>> Start
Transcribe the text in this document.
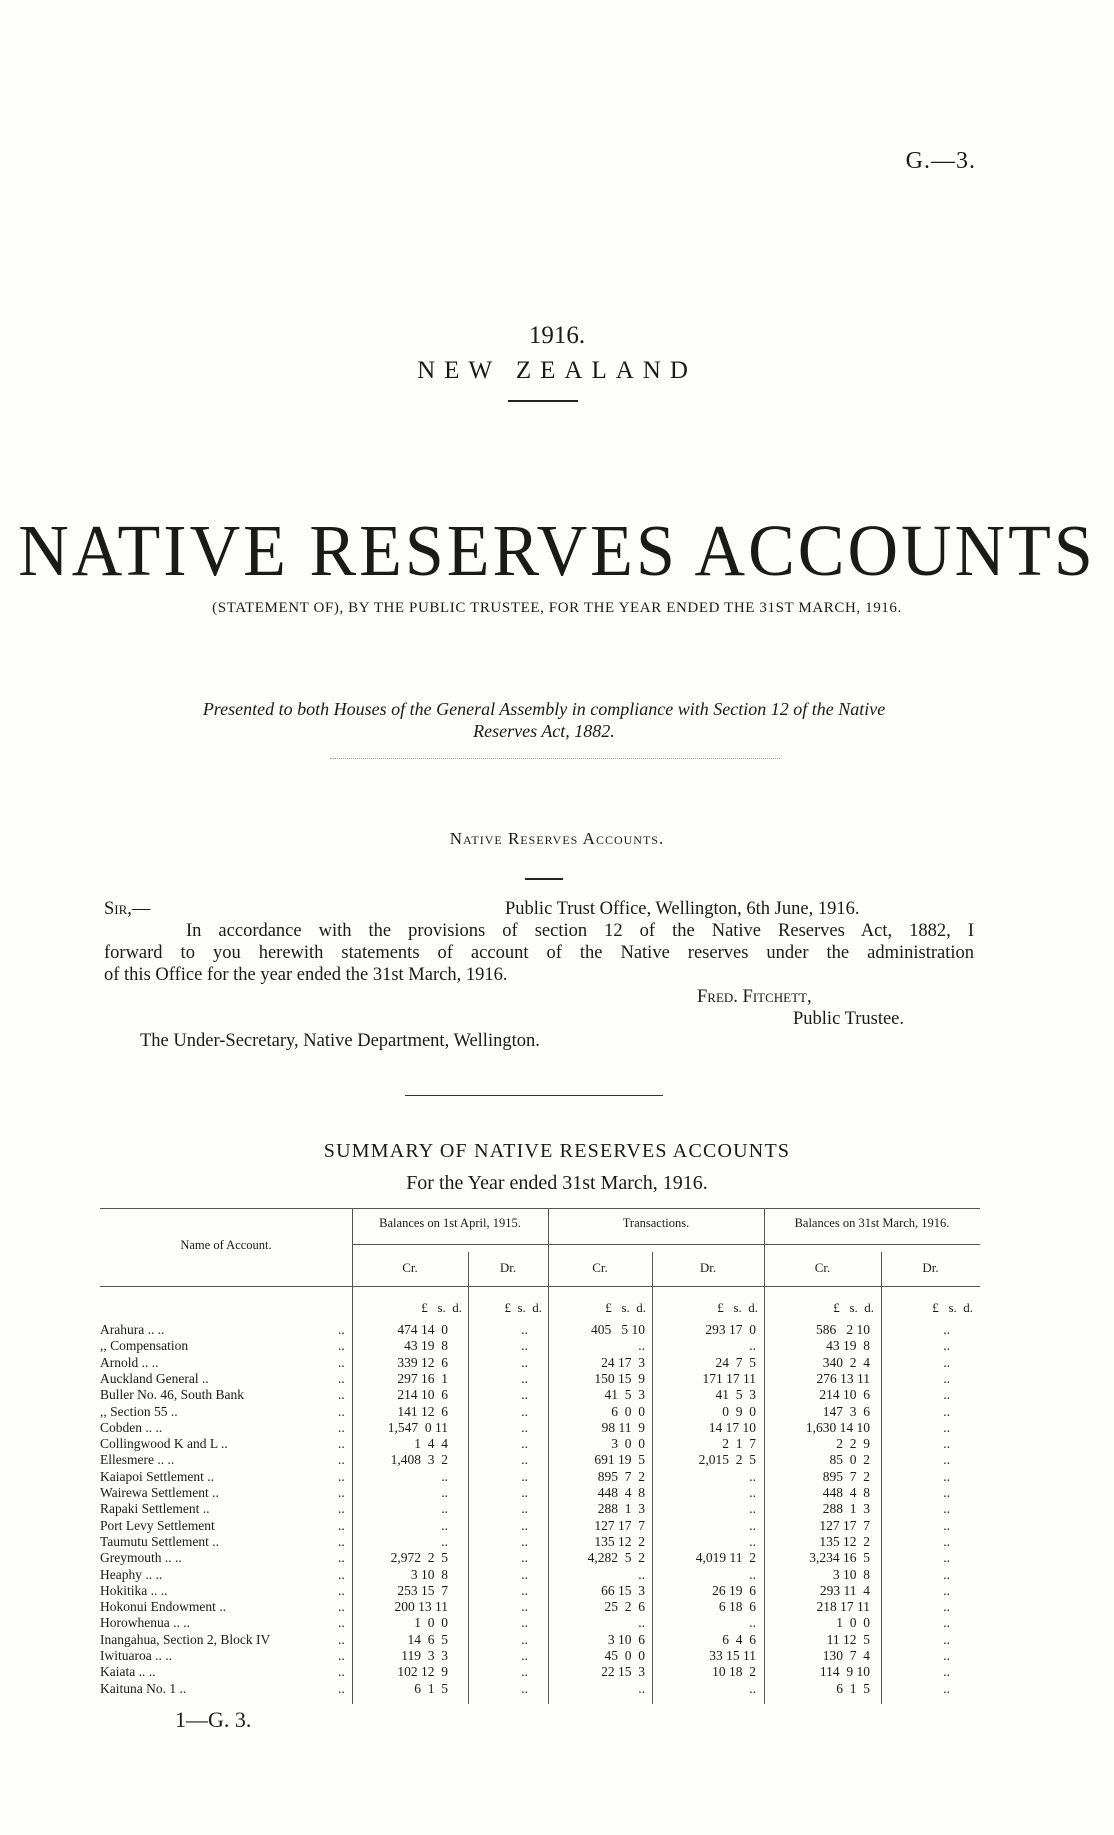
G.—3.
1916.
NEW ZEALAND
NATIVE RESERVES ACCOUNTS
(STATEMENT OF), BY THE PUBLIC TRUSTEE, FOR THE YEAR ENDED THE 31ST MARCH, 1916.
Presented to both Houses of the General Assembly in compliance with Section 12 of the Native
Reserves Act, 1882.
Native Reserves Accounts.
Sir,—	Public Trust Office, Wellington, 6th June, 1916.
In accordance with the provisions of section 12 of the Native Reserves Act, 1882, I
forward to you herewith statements of account of the Native reserves under the administration
of this Office for the year ended the 31st March, 1916.
Fred. Fitchett,
Public Trustee.
The Under-Secretary, Native Department, Wellington.
SUMMARY OF NATIVE RESERVES ACCOUNTS
For the Year ended 31st March, 1916.
Name of Account.
Balances on 1st April, 1915.	Transactions.	Balances on 31st March, 1916.
Cr.	Dr.	Cr.	Dr.	Cr.	Dr.
£   s.  d.	£  s.  d.	£   s.  d.	£   s.  d.	£   s.  d.	£   s.  d.
Arahura .. ..	..	474 14  0	..	405   5 10	293 17  0	586   2 10	..
,, Compensation	..	43 19  8	..	..	..	43 19  8	..
Arnold .. ..	..	339 12  6	..	24 17  3	24  7  5	340  2  4	..
Auckland General ..	..	297 16  1	..	150 15  9	171 17 11	276 13 11	..
Buller No. 46, South Bank	..	214 10  6	..	41  5  3	41  5  3	214 10  6	..
,, Section 55 ..	..	141 12  6	..	6  0  0	0  9  0	147  3  6	..
Cobden .. ..	..	1,547  0 11	..	98 11  9	14 17 10	1,630 14 10	..
Collingwood K and L ..	..	1  4  4	..	3  0  0	2  1  7	2  2  9	..
Ellesmere .. ..	..	1,408  3  2	..	691 19  5	2,015  2  5	85  0  2	..
Kaiapoi Settlement ..	..	..	..	895  7  2	..	895  7  2	..
Wairewa Settlement ..	..	..	..	448  4  8	..	448  4  8	..
Rapaki Settlement ..	..	..	..	288  1  3	..	288  1  3	..
Port Levy Settlement	..	..	..	127 17  7	..	127 17  7	..
Taumutu Settlement ..	..	..	..	135 12  2	..	135 12  2	..
Greymouth .. ..	..	2,972  2  5	..	4,282  5  2	4,019 11  2	3,234 16  5	..
Heaphy .. ..	..	3 10  8	..	..	..	3 10  8	..
Hokitika .. ..	..	253 15  7	..	66 15  3	26 19  6	293 11  4	..
Hokonui Endowment ..	..	200 13 11	..	25  2  6	6 18  6	218 17 11	..
Horowhenua .. ..	..	1  0  0	..	..	..	1  0  0	..
Inangahua, Section 2, Block IV	..	14  6  5	..	3 10  6	6  4  6	11 12  5	..
Iwituaroa .. ..	..	119  3  3	..	45  0  0	33 15 11	130  7  4	..
Kaiata .. ..	..	102 12  9	..	22 15  3	10 18  2	114  9 10	..
Kaituna No. 1 ..	..	6  1  5	..	..	..	6  1  5	..
1—G. 3.
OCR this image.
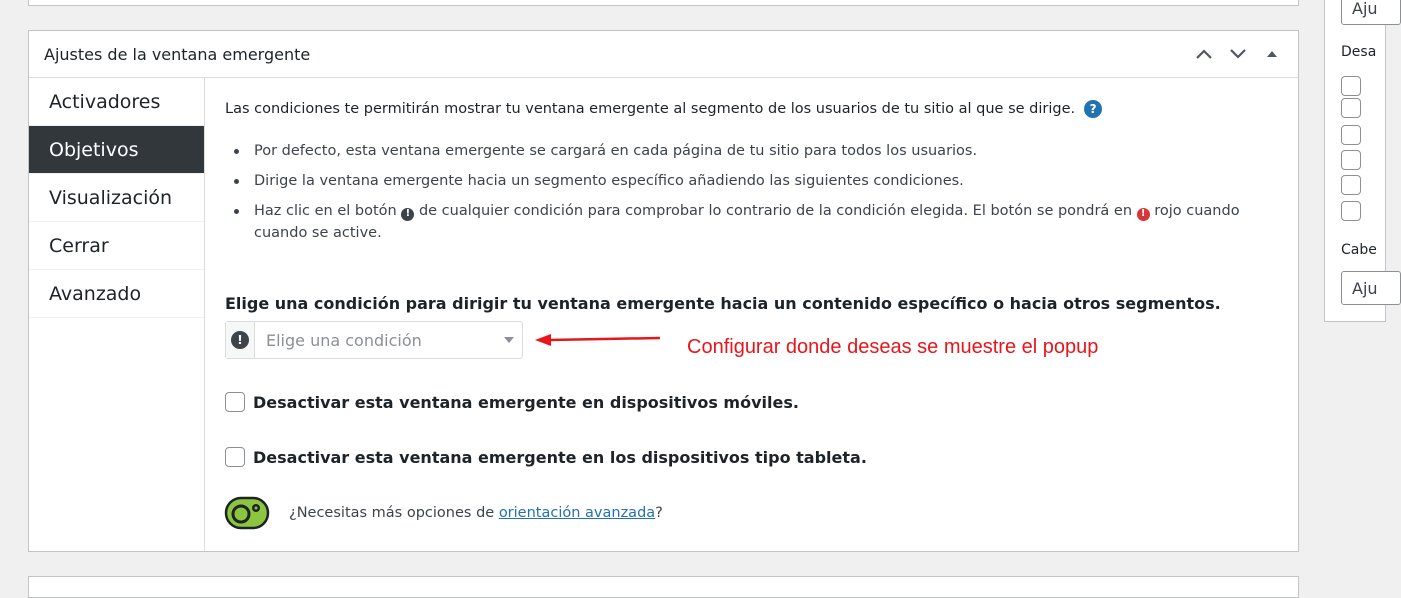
Ajustes de la ventana emergente
Activadores
Objetivos
Visualización
Cerrar
Avanzado
Las condiciones te permitirán mostrar tu ventana emergente al segmento de los usuarios de tu sitio al que se dirige.	?
Por defecto, esta ventana emergente se cargará en cada página de tu sitio para todos los usuarios.
Dirige la ventana emergente hacia un segmento específico añadiendo las siguientes condiciones.
Haz clic en el botón ! de cualquier condición para comprobar lo contrario de la condición elegida. El botón se pondrá en ! rojo cuando cuando se active.
Elige una condición para dirigir tu ventana emergente hacia un contenido específico o hacia otros segmentos.
!	Elige una condición	Configurar donde deseas se muestre el popup
Desactivar esta ventana emergente en dispositivos móviles.
Desactivar esta ventana emergente en los dispositivos tipo tableta.
¿Necesitas más opciones de orientación avanzada?
Aju
Desa
Cabe
Aju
>> End
Above are records with pictures; repeat the records exactly and leave the pictures out.

Transcribe the text in this document.
G.—3.
1916.
NEW ZEALAND
NATIVE RESERVES ACCOUNTS
(STATEMENT OF), BY THE PUBLIC TRUSTEE, FOR THE YEAR ENDED THE 31ST MARCH, 1916.
Presented to both Houses of the General Assembly in compliance with Section 12 of the Native
Reserves Act, 1882.
Native Reserves Accounts.
Sir,—	Public Trust Office, Wellington, 6th June, 1916.
In accordance with the provisions of section 12 of the Native Reserves Act, 1882, I
forward to you herewith statements of account of the Native reserves under the administration
of this Office for the year ended the 31st March, 1916.
Fred. Fitchett,
Public Trustee.
The Under-Secretary, Native Department, Wellington.
SUMMARY OF NATIVE RESERVES ACCOUNTS
For the Year ended 31st March, 1916.
Name of Account.
Balances on 1st April, 1915.	Transactions.	Balances on 31st March, 1916.
Cr.	Dr.	Cr.	Dr.	Cr.	Dr.
£   s.  d.	£  s.  d.	£   s.  d.	£   s.  d.	£   s.  d.	£   s.  d.
Arahura .. ..	..	474 14  0	..	405   5 10	293 17  0	586   2 10	..
,, Compensation	..	43 19  8	..	..	..	43 19  8	..
Arnold .. ..	..	339 12  6	..	24 17  3	24  7  5	340  2  4	..
Auckland General ..	..	297 16  1	..	150 15  9	171 17 11	276 13 11	..
Buller No. 46, South Bank	..	214 10  6	..	41  5  3	41  5  3	214 10  6	..
,, Section 55 ..	..	141 12  6	..	6  0  0	0  9  0	147  3  6	..
Cobden .. ..	..	1,547  0 11	..	98 11  9	14 17 10	1,630 14 10	..
Collingwood K and L ..	..	1  4  4	..	3  0  0	2  1  7	2  2  9	..
Ellesmere .. ..	..	1,408  3  2	..	691 19  5	2,015  2  5	85  0  2	..
Kaiapoi Settlement ..	..	..	..	895  7  2	..	895  7  2	..
Wairewa Settlement ..	..	..	..	448  4  8	..	448  4  8	..
Rapaki Settlement ..	..	..	..	288  1  3	..	288  1  3	..
Port Levy Settlement	..	..	..	127 17  7	..	127 17  7	..
Taumutu Settlement ..	..	..	..	135 12  2	..	135 12  2	..
Greymouth .. ..	..	2,972  2  5	..	4,282  5  2	4,019 11  2	3,234 16  5	..
Heaphy .. ..	..	3 10  8	..	..	..	3 10  8	..
Hokitika .. ..	..	253 15  7	..	66 15  3	26 19  6	293 11  4	..
Hokonui Endowment ..	..	200 13 11	..	25  2  6	6 18  6	218 17 11	..
Horowhenua .. ..	..	1  0  0	..	..	..	1  0  0	..
Inangahua, Section 2, Block IV	..	14  6  5	..	3 10  6	6  4  6	11 12  5	..
Iwituaroa .. ..	..	119  3  3	..	45  0  0	33 15 11	130  7  4	..
Kaiata .. ..	..	102 12  9	..	22 15  3	10 18  2	114  9 10	..
Kaituna No. 1 ..	..	6  1  5	..	..	..	6  1  5	..
1—G. 3.
OCR this image.
Ajustes de la ventana emergente
Activadores
Objetivos
Visualización
Cerrar
Avanzado
Las condiciones te permitirán mostrar tu ventana emergente al segmento de los usuarios de tu sitio al que se dirige.	?
Por defecto, esta ventana emergente se cargará en cada página de tu sitio para todos los usuarios.
Dirige la ventana emergente hacia un segmento específico añadiendo las siguientes condiciones.
Haz clic en el botón ! de cualquier condición para comprobar lo contrario de la condición elegida. El botón se pondrá en ! rojo cuando cuando se active.
Elige una condición para dirigir tu ventana emergente hacia un contenido específico o hacia otros segmentos.
!	Elige una condición	Configurar donde deseas se muestre el popup
Desactivar esta ventana emergente en dispositivos móviles.
Desactivar esta ventana emergente en los dispositivos tipo tableta.
¿Necesitas más opciones de orientación avanzada?
Aju
Desa
Cabe
Aju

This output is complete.